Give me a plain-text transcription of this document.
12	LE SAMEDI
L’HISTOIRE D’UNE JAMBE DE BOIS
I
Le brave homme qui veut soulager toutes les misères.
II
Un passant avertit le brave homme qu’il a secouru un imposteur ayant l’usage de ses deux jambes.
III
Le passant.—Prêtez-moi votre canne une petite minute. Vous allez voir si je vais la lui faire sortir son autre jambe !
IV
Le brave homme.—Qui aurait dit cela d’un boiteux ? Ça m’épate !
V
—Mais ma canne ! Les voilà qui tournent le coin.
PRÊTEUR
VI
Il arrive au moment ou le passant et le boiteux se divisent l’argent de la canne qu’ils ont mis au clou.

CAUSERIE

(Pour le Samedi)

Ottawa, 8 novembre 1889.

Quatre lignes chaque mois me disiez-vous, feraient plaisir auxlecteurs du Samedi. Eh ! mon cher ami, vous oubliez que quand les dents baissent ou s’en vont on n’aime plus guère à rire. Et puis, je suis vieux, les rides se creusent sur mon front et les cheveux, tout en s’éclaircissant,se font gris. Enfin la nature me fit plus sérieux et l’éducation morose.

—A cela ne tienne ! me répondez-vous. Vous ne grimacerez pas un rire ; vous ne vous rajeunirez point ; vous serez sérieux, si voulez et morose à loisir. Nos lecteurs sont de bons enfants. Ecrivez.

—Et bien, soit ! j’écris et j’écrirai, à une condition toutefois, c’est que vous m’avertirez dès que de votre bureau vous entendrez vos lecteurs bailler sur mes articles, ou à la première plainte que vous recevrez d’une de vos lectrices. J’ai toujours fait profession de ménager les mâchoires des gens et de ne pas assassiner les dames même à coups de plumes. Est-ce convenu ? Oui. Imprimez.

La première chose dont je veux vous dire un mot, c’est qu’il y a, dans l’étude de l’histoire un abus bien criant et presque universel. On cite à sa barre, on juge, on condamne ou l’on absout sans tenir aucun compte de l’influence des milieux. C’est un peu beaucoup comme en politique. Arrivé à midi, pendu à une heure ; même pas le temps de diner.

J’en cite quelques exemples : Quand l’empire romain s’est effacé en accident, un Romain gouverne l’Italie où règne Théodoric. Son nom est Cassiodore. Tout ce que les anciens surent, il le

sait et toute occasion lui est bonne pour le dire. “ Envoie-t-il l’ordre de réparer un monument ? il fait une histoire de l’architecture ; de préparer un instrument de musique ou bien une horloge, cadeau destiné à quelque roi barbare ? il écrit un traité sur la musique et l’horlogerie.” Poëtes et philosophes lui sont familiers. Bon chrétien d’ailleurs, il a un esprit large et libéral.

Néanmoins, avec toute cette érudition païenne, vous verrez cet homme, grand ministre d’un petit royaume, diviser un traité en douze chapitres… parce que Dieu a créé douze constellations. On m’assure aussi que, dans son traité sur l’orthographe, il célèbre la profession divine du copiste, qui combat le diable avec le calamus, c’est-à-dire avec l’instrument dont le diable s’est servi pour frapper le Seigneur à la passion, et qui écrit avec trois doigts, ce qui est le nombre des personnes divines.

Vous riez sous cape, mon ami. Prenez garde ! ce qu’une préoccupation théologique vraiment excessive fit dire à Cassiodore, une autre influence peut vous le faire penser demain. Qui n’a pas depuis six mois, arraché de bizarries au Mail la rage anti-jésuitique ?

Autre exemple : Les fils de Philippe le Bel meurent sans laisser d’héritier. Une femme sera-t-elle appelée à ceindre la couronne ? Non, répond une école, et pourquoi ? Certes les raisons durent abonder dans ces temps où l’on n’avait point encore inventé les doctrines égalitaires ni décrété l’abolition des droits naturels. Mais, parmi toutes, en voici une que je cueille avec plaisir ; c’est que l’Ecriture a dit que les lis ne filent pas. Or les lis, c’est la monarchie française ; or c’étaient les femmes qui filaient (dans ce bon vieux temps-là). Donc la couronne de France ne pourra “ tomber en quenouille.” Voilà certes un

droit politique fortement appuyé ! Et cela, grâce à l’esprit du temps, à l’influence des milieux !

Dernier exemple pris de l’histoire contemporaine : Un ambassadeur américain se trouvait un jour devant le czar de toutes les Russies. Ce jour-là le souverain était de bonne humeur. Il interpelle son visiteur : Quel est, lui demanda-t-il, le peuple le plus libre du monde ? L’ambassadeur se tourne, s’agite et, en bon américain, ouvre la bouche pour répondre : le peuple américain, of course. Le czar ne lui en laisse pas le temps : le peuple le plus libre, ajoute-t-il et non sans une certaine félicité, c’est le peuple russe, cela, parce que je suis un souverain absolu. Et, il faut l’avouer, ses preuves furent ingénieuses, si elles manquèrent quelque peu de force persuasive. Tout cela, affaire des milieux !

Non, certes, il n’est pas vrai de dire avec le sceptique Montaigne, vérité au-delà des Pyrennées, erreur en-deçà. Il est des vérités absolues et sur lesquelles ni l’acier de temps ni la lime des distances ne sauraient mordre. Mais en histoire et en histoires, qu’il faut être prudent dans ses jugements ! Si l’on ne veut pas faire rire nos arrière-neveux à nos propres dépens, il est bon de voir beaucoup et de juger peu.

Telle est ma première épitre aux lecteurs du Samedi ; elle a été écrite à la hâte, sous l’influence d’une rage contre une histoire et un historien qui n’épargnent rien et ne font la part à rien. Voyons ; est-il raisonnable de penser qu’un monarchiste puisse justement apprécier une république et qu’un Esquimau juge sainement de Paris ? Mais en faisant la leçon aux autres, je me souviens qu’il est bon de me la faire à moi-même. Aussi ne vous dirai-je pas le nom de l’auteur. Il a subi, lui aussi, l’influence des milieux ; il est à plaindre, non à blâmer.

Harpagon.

**JOB**
Give the entries once more, exactly as they appear.

**EXERCISE RESULT**
Give me a plain-text transcription of this document.
12	LE SAMEDI
L’HISTOIRE D’UNE JAMBE DE BOIS
I
Le brave homme qui veut soulager toutes les misères.
II
Un passant avertit le brave homme qu’il a secouru un imposteur ayant l’usage de ses deux jambes.
III
Le passant.—Prêtez-moi votre canne une petite minute. Vous allez voir si je vais la lui faire sortir son autre jambe !
IV
Le brave homme.—Qui aurait dit cela d’un boiteux ? Ça m’épate !
V
—Mais ma canne ! Les voilà qui tournent le coin.
PRÊTEUR
VI
Il arrive au moment ou le passant et le boiteux se divisent l’argent de la canne qu’ils ont mis au clou.

CAUSERIE

(Pour le Samedi)

Ottawa, 8 novembre 1889.

Quatre lignes chaque mois me disiez-vous, feraient plaisir auxlecteurs du Samedi. Eh ! mon cher ami, vous oubliez que quand les dents baissent ou s’en vont on n’aime plus guère à rire. Et puis, je suis vieux, les rides se creusent sur mon front et les cheveux, tout en s’éclaircissant,se font gris. Enfin la nature me fit plus sérieux et l’éducation morose.

—A cela ne tienne ! me répondez-vous. Vous ne grimacerez pas un rire ; vous ne vous rajeunirez point ; vous serez sérieux, si voulez et morose à loisir. Nos lecteurs sont de bons enfants. Ecrivez.

—Et bien, soit ! j’écris et j’écrirai, à une condition toutefois, c’est que vous m’avertirez dès que de votre bureau vous entendrez vos lecteurs bailler sur mes articles, ou à la première plainte que vous recevrez d’une de vos lectrices. J’ai toujours fait profession de ménager les mâchoires des gens et de ne pas assassiner les dames même à coups de plumes. Est-ce convenu ? Oui. Imprimez.

La première chose dont je veux vous dire un mot, c’est qu’il y a, dans l’étude de l’histoire un abus bien criant et presque universel. On cite à sa barre, on juge, on condamne ou l’on absout sans tenir aucun compte de l’influence des milieux. C’est un peu beaucoup comme en politique. Arrivé à midi, pendu à une heure ; même pas le temps de diner.

J’en cite quelques exemples : Quand l’empire romain s’est effacé en accident, un Romain gouverne l’Italie où règne Théodoric. Son nom est Cassiodore. Tout ce que les anciens surent, il le

sait et toute occasion lui est bonne pour le dire. “ Envoie-t-il l’ordre de réparer un monument ? il fait une histoire de l’architecture ; de préparer un instrument de musique ou bien une horloge, cadeau destiné à quelque roi barbare ? il écrit un traité sur la musique et l’horlogerie.” Poëtes et philosophes lui sont familiers. Bon chrétien d’ailleurs, il a un esprit large et libéral.

Néanmoins, avec toute cette érudition païenne, vous verrez cet homme, grand ministre d’un petit royaume, diviser un traité en douze chapitres… parce que Dieu a créé douze constellations. On m’assure aussi que, dans son traité sur l’orthographe, il célèbre la profession divine du copiste, qui combat le diable avec le calamus, c’est-à-dire avec l’instrument dont le diable s’est servi pour frapper le Seigneur à la passion, et qui écrit avec trois doigts, ce qui est le nombre des personnes divines.

Vous riez sous cape, mon ami. Prenez garde ! ce qu’une préoccupation théologique vraiment excessive fit dire à Cassiodore, une autre influence peut vous le faire penser demain. Qui n’a pas depuis six mois, arraché de bizarries au Mail la rage anti-jésuitique ?

Autre exemple : Les fils de Philippe le Bel meurent sans laisser d’héritier. Une femme sera-t-elle appelée à ceindre la couronne ? Non, répond une école, et pourquoi ? Certes les raisons durent abonder dans ces temps où l’on n’avait point encore inventé les doctrines égalitaires ni décrété l’abolition des droits naturels. Mais, parmi toutes, en voici une que je cueille avec plaisir ; c’est que l’Ecriture a dit que les lis ne filent pas. Or les lis, c’est la monarchie française ; or c’étaient les femmes qui filaient (dans ce bon vieux temps-là). Donc la couronne de France ne pourra “ tomber en quenouille.” Voilà certes un

droit politique fortement appuyé ! Et cela, grâce à l’esprit du temps, à l’influence des milieux !

Dernier exemple pris de l’histoire contemporaine : Un ambassadeur américain se trouvait un jour devant le czar de toutes les Russies. Ce jour-là le souverain était de bonne humeur. Il interpelle son visiteur : Quel est, lui demanda-t-il, le peuple le plus libre du monde ? L’ambassadeur se tourne, s’agite et, en bon américain, ouvre la bouche pour répondre : le peuple américain, of course. Le czar ne lui en laisse pas le temps : le peuple le plus libre, ajoute-t-il et non sans une certaine félicité, c’est le peuple russe, cela, parce que je suis un souverain absolu. Et, il faut l’avouer, ses preuves furent ingénieuses, si elles manquèrent quelque peu de force persuasive. Tout cela, affaire des milieux !

Non, certes, il n’est pas vrai de dire avec le sceptique Montaigne, vérité au-delà des Pyrennées, erreur en-deçà. Il est des vérités absolues et sur lesquelles ni l’acier de temps ni la lime des distances ne sauraient mordre. Mais en histoire et en histoires, qu’il faut être prudent dans ses jugements ! Si l’on ne veut pas faire rire nos arrière-neveux à nos propres dépens, il est bon de voir beaucoup et de juger peu.

Telle est ma première épitre aux lecteurs du Samedi ; elle a été écrite à la hâte, sous l’influence d’une rage contre une histoire et un historien qui n’épargnent rien et ne font la part à rien. Voyons ; est-il raisonnable de penser qu’un monarchiste puisse justement apprécier une république et qu’un Esquimau juge sainement de Paris ? Mais en faisant la leçon aux autres, je me souviens qu’il est bon de me la faire à moi-même. Aussi ne vous dirai-je pas le nom de l’auteur. Il a subi, lui aussi, l’influence des milieux ; il est à plaindre, non à blâmer.

Harpagon.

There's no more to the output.